[Records from a dataset]
-.-.-
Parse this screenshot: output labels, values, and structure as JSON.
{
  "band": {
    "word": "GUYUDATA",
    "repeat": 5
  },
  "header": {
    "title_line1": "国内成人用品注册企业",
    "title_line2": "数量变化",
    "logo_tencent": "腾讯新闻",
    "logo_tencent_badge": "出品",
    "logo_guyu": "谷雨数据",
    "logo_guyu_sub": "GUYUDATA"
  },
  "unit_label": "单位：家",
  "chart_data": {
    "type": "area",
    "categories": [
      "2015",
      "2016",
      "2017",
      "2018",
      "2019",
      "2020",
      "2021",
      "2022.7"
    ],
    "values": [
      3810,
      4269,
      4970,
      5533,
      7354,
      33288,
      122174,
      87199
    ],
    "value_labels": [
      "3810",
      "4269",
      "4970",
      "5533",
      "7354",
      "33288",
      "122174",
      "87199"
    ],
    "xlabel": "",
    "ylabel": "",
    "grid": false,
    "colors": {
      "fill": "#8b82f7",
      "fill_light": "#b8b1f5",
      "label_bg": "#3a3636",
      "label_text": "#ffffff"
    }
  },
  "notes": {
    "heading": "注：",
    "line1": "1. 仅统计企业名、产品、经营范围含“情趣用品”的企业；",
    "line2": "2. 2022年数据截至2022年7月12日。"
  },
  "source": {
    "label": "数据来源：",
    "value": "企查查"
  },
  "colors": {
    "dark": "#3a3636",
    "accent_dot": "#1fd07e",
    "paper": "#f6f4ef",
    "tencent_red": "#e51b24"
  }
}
-.-.-
*What you will do:*
Write out every entry again exactly, please, with nothing missing.

*Answer for this exercise:*
Parse this screenshot: output labels, values, and structure as JSON.
{
  "band": {
    "word": "GUYUDATA",
    "repeat": 5
  },
  "header": {
    "title_line1": "国内成人用品注册企业",
    "title_line2": "数量变化",
    "logo_tencent": "腾讯新闻",
    "logo_tencent_badge": "出品",
    "logo_guyu": "谷雨数据",
    "logo_guyu_sub": "GUYUDATA"
  },
  "unit_label": "单位：家",
  "chart_data": {
    "type": "area",
    "categories": [
      "2015",
      "2016",
      "2017",
      "2018",
      "2019",
      "2020",
      "2021",
      "2022.7"
    ],
    "values": [
      3810,
      4269,
      4970,
      5533,
      7354,
      33288,
      122174,
      87199
    ],
    "value_labels": [
      "3810",
      "4269",
      "4970",
      "5533",
      "7354",
      "33288",
      "122174",
      "87199"
    ],
    "xlabel": "",
    "ylabel": "",
    "grid": false,
    "colors": {
      "fill": "#8b82f7",
      "fill_light": "#b8b1f5",
      "label_bg": "#3a3636",
      "label_text": "#ffffff"
    }
  },
  "notes": {
    "heading": "注：",
    "line1": "1. 仅统计企业名、产品、经营范围含“情趣用品”的企业；",
    "line2": "2. 2022年数据截至2022年7月12日。"
  },
  "source": {
    "label": "数据来源：",
    "value": "企查查"
  },
  "colors": {
    "dark": "#3a3636",
    "accent_dot": "#1fd07e",
    "paper": "#f6f4ef",
    "tencent_red": "#e51b24"
  }
}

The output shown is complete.